> [THE EXERCISE] Tally the lines with the word "object" and report the number alone.

> [EXERCISE INPUTS]

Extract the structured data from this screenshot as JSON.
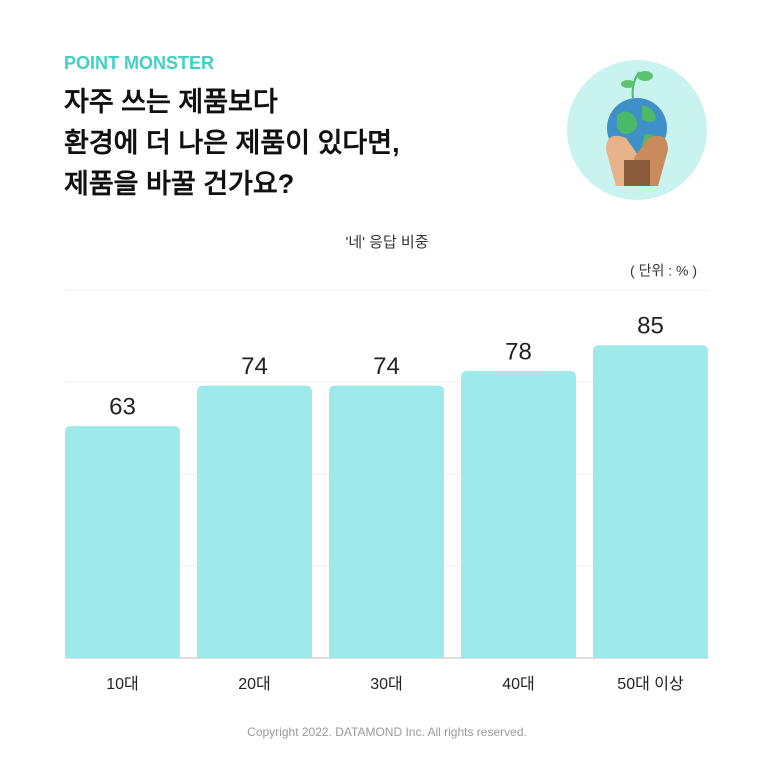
{
  "brand": "POINT MONSTER",
  "chart_data": {
    "type": "bar",
    "title": [
      "자주 쓰는 제품보다",
      "환경에 더 나은 제품이 있다면,",
      "제품을 바꿀 건가요?"
    ],
    "subtitle": "'네' 응답 비중",
    "unit_label": "( 단위 : % )",
    "categories": [
      "10대",
      "20대",
      "30대",
      "40대",
      "50대 이상"
    ],
    "values": [
      63,
      74,
      74,
      78,
      85
    ],
    "color": "#9eeaea",
    "ylim": [
      0,
      100
    ],
    "yticks": [
      0,
      25,
      50,
      75,
      100
    ],
    "grid": true
  },
  "footer": "Copyright 2022. DATAMOND Inc. All rights reserved."
}
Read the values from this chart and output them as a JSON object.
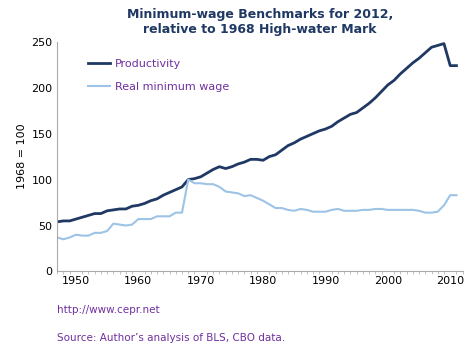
{
  "title": "Minimum-wage Benchmarks for 2012,\nrelative to 1968 High-water Mark",
  "ylabel": "1968 = 100",
  "footnote_line1": "http://www.cepr.net",
  "footnote_line2": "Source: Author’s analysis of BLS, CBO data.",
  "xlim": [
    1947,
    2012
  ],
  "ylim": [
    0,
    250
  ],
  "yticks": [
    0,
    50,
    100,
    150,
    200,
    250
  ],
  "xticks": [
    1950,
    1960,
    1970,
    1980,
    1990,
    2000,
    2010
  ],
  "productivity_color": "#1f3864",
  "real_min_wage_color": "#9dc3e6",
  "productivity_label": "Productivity",
  "real_min_wage_label": "Real minimum wage",
  "productivity_years": [
    1947,
    1948,
    1949,
    1950,
    1951,
    1952,
    1953,
    1954,
    1955,
    1956,
    1957,
    1958,
    1959,
    1960,
    1961,
    1962,
    1963,
    1964,
    1965,
    1966,
    1967,
    1968,
    1969,
    1970,
    1971,
    1972,
    1973,
    1974,
    1975,
    1976,
    1977,
    1978,
    1979,
    1980,
    1981,
    1982,
    1983,
    1984,
    1985,
    1986,
    1987,
    1988,
    1989,
    1990,
    1991,
    1992,
    1993,
    1994,
    1995,
    1996,
    1997,
    1998,
    1999,
    2000,
    2001,
    2002,
    2003,
    2004,
    2005,
    2006,
    2007,
    2008,
    2009,
    2010,
    2011
  ],
  "productivity_values": [
    54,
    55,
    55,
    57,
    59,
    61,
    63,
    63,
    66,
    67,
    68,
    68,
    71,
    72,
    74,
    77,
    79,
    83,
    86,
    89,
    92,
    100,
    101,
    103,
    107,
    111,
    114,
    112,
    114,
    117,
    119,
    122,
    122,
    121,
    125,
    127,
    132,
    137,
    140,
    144,
    147,
    150,
    153,
    155,
    158,
    163,
    167,
    171,
    173,
    178,
    183,
    189,
    196,
    203,
    208,
    215,
    221,
    227,
    232,
    238,
    244,
    246,
    248,
    224,
    224
  ],
  "rmw_years": [
    1947,
    1948,
    1949,
    1950,
    1951,
    1952,
    1953,
    1954,
    1955,
    1956,
    1957,
    1958,
    1959,
    1960,
    1961,
    1962,
    1963,
    1964,
    1965,
    1966,
    1967,
    1968,
    1969,
    1970,
    1971,
    1972,
    1973,
    1974,
    1975,
    1976,
    1977,
    1978,
    1979,
    1980,
    1981,
    1982,
    1983,
    1984,
    1985,
    1986,
    1987,
    1988,
    1989,
    1990,
    1991,
    1992,
    1993,
    1994,
    1995,
    1996,
    1997,
    1998,
    1999,
    2000,
    2001,
    2002,
    2003,
    2004,
    2005,
    2006,
    2007,
    2008,
    2009,
    2010,
    2011
  ],
  "rmw_values": [
    37,
    35,
    37,
    40,
    39,
    39,
    42,
    42,
    44,
    52,
    51,
    50,
    51,
    57,
    57,
    57,
    60,
    60,
    60,
    64,
    64,
    100,
    96,
    96,
    95,
    95,
    92,
    87,
    86,
    85,
    82,
    83,
    80,
    77,
    73,
    69,
    69,
    67,
    66,
    68,
    67,
    65,
    65,
    65,
    67,
    68,
    66,
    66,
    66,
    67,
    67,
    68,
    68,
    67,
    67,
    67,
    67,
    67,
    66,
    64,
    64,
    65,
    72,
    83,
    83
  ],
  "background_color": "#ffffff",
  "title_color": "#1f3864",
  "legend_label_color": "#7030a0",
  "footnote_color": "#7030a0",
  "axis_color": "#aaaaaa",
  "tick_label_color": "#000000",
  "title_fontsize": 9,
  "tick_fontsize": 8,
  "ylabel_fontsize": 8,
  "legend_fontsize": 8,
  "footnote_fontsize": 7.5
}
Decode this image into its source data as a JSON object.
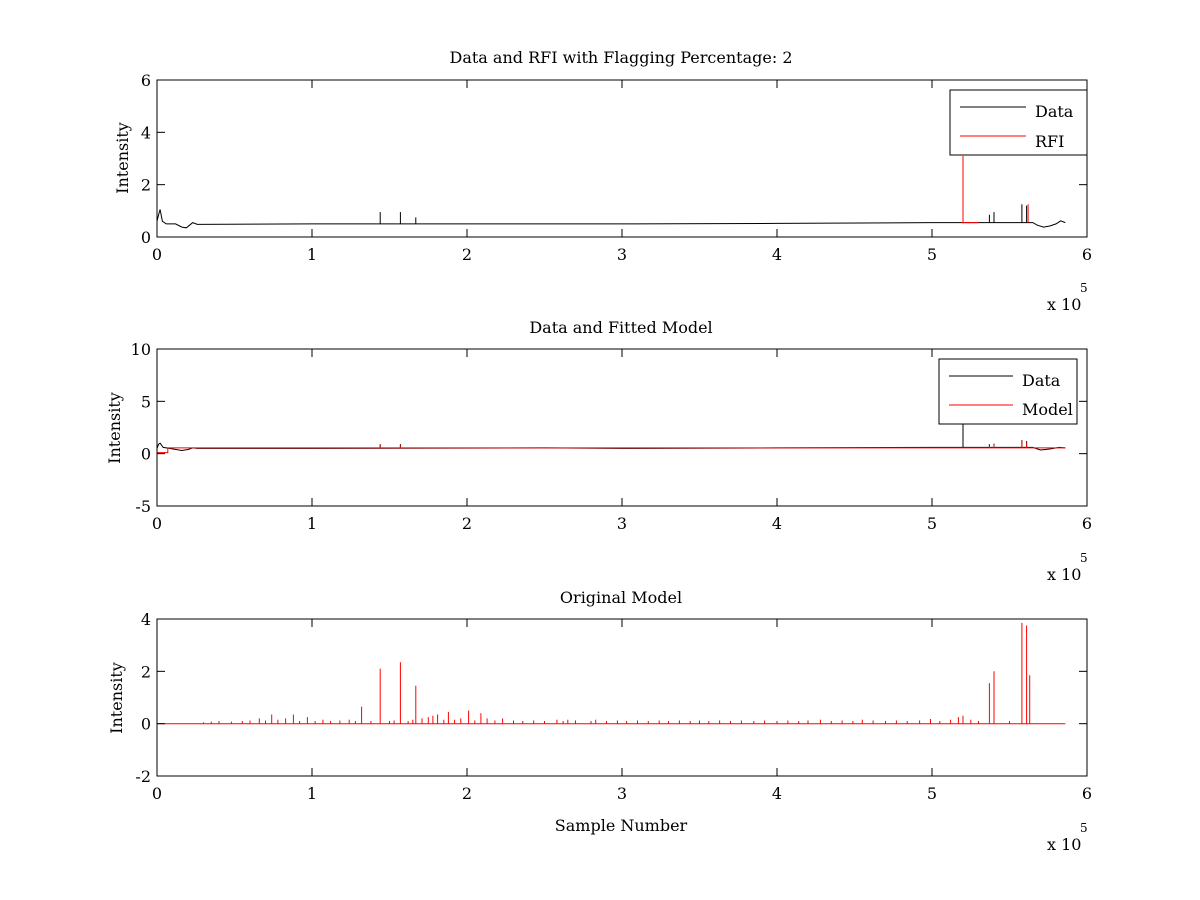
{
  "chart_data": [
    {
      "type": "line",
      "title": "Data and RFI with Flagging Percentage: 2",
      "xlabel": "",
      "ylabel": "Intensity",
      "xlim": [
        0,
        600000
      ],
      "ylim": [
        0,
        6
      ],
      "xticks": [
        0,
        1,
        2,
        3,
        4,
        5,
        6
      ],
      "yticks": [
        0,
        2,
        4,
        6
      ],
      "x_exponent": {
        "base": "x 10",
        "power": "5"
      },
      "grid": false,
      "legend_position": "top-right",
      "legend": [
        "Data",
        "RFI"
      ],
      "series": [
        {
          "name": "Data",
          "color": "#000000",
          "baseline": [
            [
              0,
              0.6
            ],
            [
              1000,
              0.85
            ],
            [
              2000,
              1.05
            ],
            [
              3500,
              0.6
            ],
            [
              6000,
              0.5
            ],
            [
              12000,
              0.5
            ],
            [
              16000,
              0.38
            ],
            [
              19000,
              0.35
            ],
            [
              21000,
              0.45
            ],
            [
              23000,
              0.55
            ],
            [
              26000,
              0.48
            ],
            [
              100000,
              0.5
            ],
            [
              200000,
              0.5
            ],
            [
              300000,
              0.5
            ],
            [
              400000,
              0.52
            ],
            [
              500000,
              0.55
            ],
            [
              565000,
              0.55
            ],
            [
              568000,
              0.45
            ],
            [
              572000,
              0.38
            ],
            [
              576000,
              0.42
            ],
            [
              580000,
              0.5
            ],
            [
              583000,
              0.62
            ],
            [
              586000,
              0.55
            ]
          ],
          "spikes": [
            [
              144000,
              0.95
            ],
            [
              157000,
              0.95
            ],
            [
              167000,
              0.75
            ],
            [
              537000,
              0.85
            ],
            [
              540000,
              0.95
            ],
            [
              558000,
              1.25
            ],
            [
              561000,
              1.2
            ]
          ]
        },
        {
          "name": "RFI",
          "color": "#ff0000",
          "baseline": [
            [
              519000,
              0.55
            ],
            [
              530000,
              0.55
            ]
          ],
          "spikes": [
            [
              520000,
              3.1
            ],
            [
              562000,
              1.25
            ]
          ]
        }
      ]
    },
    {
      "type": "line",
      "title": "Data and Fitted Model",
      "xlabel": "",
      "ylabel": "Intensity",
      "xlim": [
        0,
        600000
      ],
      "ylim": [
        -5,
        10
      ],
      "xticks": [
        0,
        1,
        2,
        3,
        4,
        5,
        6
      ],
      "yticks": [
        -5,
        0,
        5,
        10
      ],
      "x_exponent": {
        "base": "x 10",
        "power": "5"
      },
      "grid": false,
      "legend_position": "top-right",
      "legend": [
        "Data",
        "Model"
      ],
      "series": [
        {
          "name": "Data",
          "color": "#000000",
          "baseline": [
            [
              0,
              0.5
            ],
            [
              1000,
              0.9
            ],
            [
              2000,
              1.0
            ],
            [
              4000,
              0.6
            ],
            [
              8000,
              0.5
            ],
            [
              16000,
              0.3
            ],
            [
              20000,
              0.4
            ],
            [
              23000,
              0.55
            ],
            [
              26000,
              0.5
            ],
            [
              100000,
              0.5
            ],
            [
              250000,
              0.55
            ],
            [
              300000,
              0.5
            ],
            [
              400000,
              0.55
            ],
            [
              500000,
              0.6
            ],
            [
              565000,
              0.6
            ],
            [
              570000,
              0.35
            ],
            [
              576000,
              0.45
            ],
            [
              582000,
              0.6
            ],
            [
              586000,
              0.55
            ]
          ],
          "spikes": [
            [
              144000,
              0.9
            ],
            [
              157000,
              0.9
            ],
            [
              520000,
              2.8
            ],
            [
              537000,
              0.9
            ],
            [
              540000,
              0.95
            ],
            [
              558000,
              1.3
            ],
            [
              561000,
              1.2
            ]
          ]
        },
        {
          "name": "Model",
          "color": "#ff0000",
          "baseline": [
            [
              0,
              0.1
            ],
            [
              7000,
              0.1
            ],
            [
              7000,
              0.55
            ],
            [
              586000,
              0.55
            ]
          ],
          "spikes": [
            [
              144000,
              0.85
            ],
            [
              157000,
              0.8
            ],
            [
              537000,
              0.8
            ],
            [
              540000,
              0.85
            ],
            [
              558000,
              1.25
            ],
            [
              561000,
              1.05
            ]
          ]
        }
      ]
    },
    {
      "type": "line",
      "title": "Original Model",
      "xlabel": "Sample Number",
      "ylabel": "Intensity",
      "xlim": [
        0,
        600000
      ],
      "ylim": [
        -2,
        4
      ],
      "xticks": [
        0,
        1,
        2,
        3,
        4,
        5,
        6
      ],
      "yticks": [
        -2,
        0,
        2,
        4
      ],
      "x_exponent": {
        "base": "x 10",
        "power": "5"
      },
      "grid": false,
      "series": [
        {
          "name": "Model",
          "color": "#ff0000",
          "baseline": [
            [
              0,
              0
            ],
            [
              586000,
              0
            ]
          ],
          "spikes": [
            [
              30000,
              0.05
            ],
            [
              35000,
              0.08
            ],
            [
              40000,
              0.1
            ],
            [
              48000,
              0.08
            ],
            [
              55000,
              0.1
            ],
            [
              60000,
              0.12
            ],
            [
              66000,
              0.2
            ],
            [
              70000,
              0.12
            ],
            [
              74000,
              0.35
            ],
            [
              78000,
              0.15
            ],
            [
              83000,
              0.2
            ],
            [
              88000,
              0.35
            ],
            [
              92000,
              0.1
            ],
            [
              97000,
              0.25
            ],
            [
              102000,
              0.1
            ],
            [
              107000,
              0.15
            ],
            [
              112000,
              0.1
            ],
            [
              118000,
              0.12
            ],
            [
              124000,
              0.15
            ],
            [
              128000,
              0.1
            ],
            [
              132000,
              0.65
            ],
            [
              138000,
              0.1
            ],
            [
              144000,
              2.1
            ],
            [
              150000,
              0.1
            ],
            [
              153000,
              0.12
            ],
            [
              157000,
              2.35
            ],
            [
              162000,
              0.1
            ],
            [
              165000,
              0.15
            ],
            [
              167000,
              1.45
            ],
            [
              171000,
              0.2
            ],
            [
              175000,
              0.25
            ],
            [
              178000,
              0.3
            ],
            [
              181000,
              0.35
            ],
            [
              185000,
              0.15
            ],
            [
              188000,
              0.45
            ],
            [
              192000,
              0.15
            ],
            [
              196000,
              0.2
            ],
            [
              201000,
              0.5
            ],
            [
              205000,
              0.12
            ],
            [
              209000,
              0.4
            ],
            [
              213000,
              0.2
            ],
            [
              218000,
              0.12
            ],
            [
              223000,
              0.2
            ],
            [
              230000,
              0.12
            ],
            [
              236000,
              0.1
            ],
            [
              243000,
              0.12
            ],
            [
              250000,
              0.1
            ],
            [
              258000,
              0.15
            ],
            [
              262000,
              0.1
            ],
            [
              265000,
              0.15
            ],
            [
              270000,
              0.12
            ],
            [
              280000,
              0.1
            ],
            [
              283000,
              0.15
            ],
            [
              290000,
              0.1
            ],
            [
              297000,
              0.12
            ],
            [
              303000,
              0.1
            ],
            [
              310000,
              0.12
            ],
            [
              317000,
              0.1
            ],
            [
              324000,
              0.12
            ],
            [
              330000,
              0.1
            ],
            [
              337000,
              0.12
            ],
            [
              344000,
              0.1
            ],
            [
              350000,
              0.12
            ],
            [
              356000,
              0.1
            ],
            [
              363000,
              0.12
            ],
            [
              370000,
              0.1
            ],
            [
              377000,
              0.12
            ],
            [
              385000,
              0.1
            ],
            [
              392000,
              0.12
            ],
            [
              400000,
              0.1
            ],
            [
              407000,
              0.12
            ],
            [
              414000,
              0.1
            ],
            [
              420000,
              0.12
            ],
            [
              428000,
              0.15
            ],
            [
              435000,
              0.1
            ],
            [
              442000,
              0.12
            ],
            [
              449000,
              0.1
            ],
            [
              455000,
              0.15
            ],
            [
              462000,
              0.12
            ],
            [
              470000,
              0.1
            ],
            [
              477000,
              0.12
            ],
            [
              484000,
              0.1
            ],
            [
              492000,
              0.12
            ],
            [
              499000,
              0.18
            ],
            [
              505000,
              0.1
            ],
            [
              512000,
              0.15
            ],
            [
              517000,
              0.25
            ],
            [
              520000,
              0.3
            ],
            [
              525000,
              0.15
            ],
            [
              530000,
              0.1
            ],
            [
              537000,
              1.55
            ],
            [
              540000,
              2.0
            ],
            [
              550000,
              0.1
            ],
            [
              558000,
              3.85
            ],
            [
              561000,
              3.75
            ],
            [
              563000,
              1.85
            ]
          ]
        }
      ]
    }
  ]
}
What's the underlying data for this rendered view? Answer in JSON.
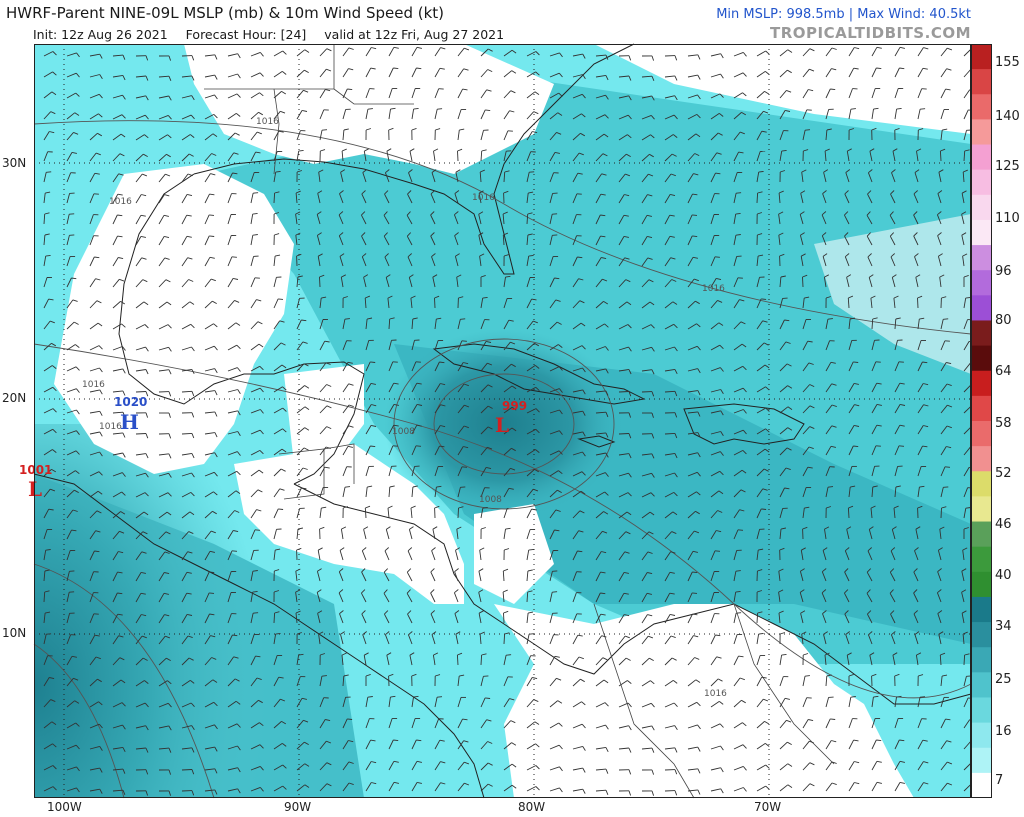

> [IN RESPONSE] 2